- _The task_:
Copy every entry word for word. Skip the pictures.

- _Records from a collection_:
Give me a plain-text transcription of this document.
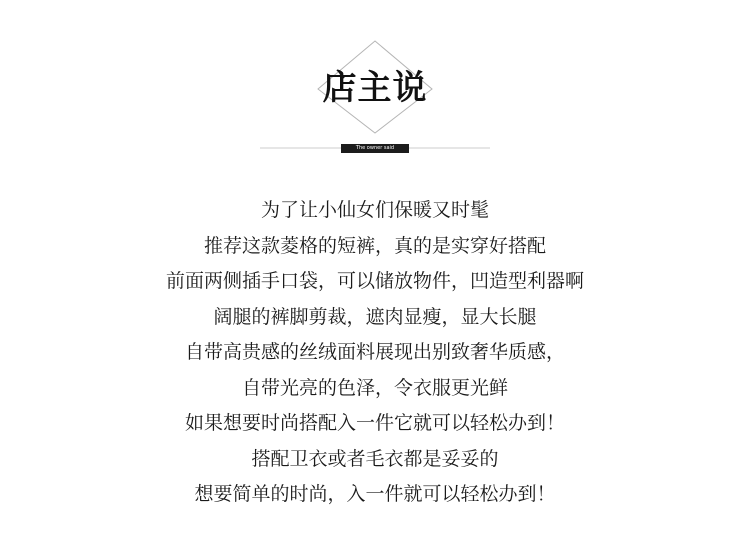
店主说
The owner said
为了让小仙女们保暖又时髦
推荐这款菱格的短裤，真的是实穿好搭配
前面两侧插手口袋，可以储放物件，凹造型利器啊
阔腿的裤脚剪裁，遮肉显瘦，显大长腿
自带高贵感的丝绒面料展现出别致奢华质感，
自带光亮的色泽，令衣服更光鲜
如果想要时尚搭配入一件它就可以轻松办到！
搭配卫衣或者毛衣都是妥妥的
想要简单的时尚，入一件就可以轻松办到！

- _The completed task_:
Give me a plain-text transcription of this document.
店主说
The owner said
为了让小仙女们保暖又时髦
推荐这款菱格的短裤，真的是实穿好搭配
前面两侧插手口袋，可以储放物件，凹造型利器啊
阔腿的裤脚剪裁，遮肉显瘦，显大长腿
自带高贵感的丝绒面料展现出别致奢华质感，
自带光亮的色泽，令衣服更光鲜
如果想要时尚搭配入一件它就可以轻松办到！
搭配卫衣或者毛衣都是妥妥的
想要简单的时尚，入一件就可以轻松办到！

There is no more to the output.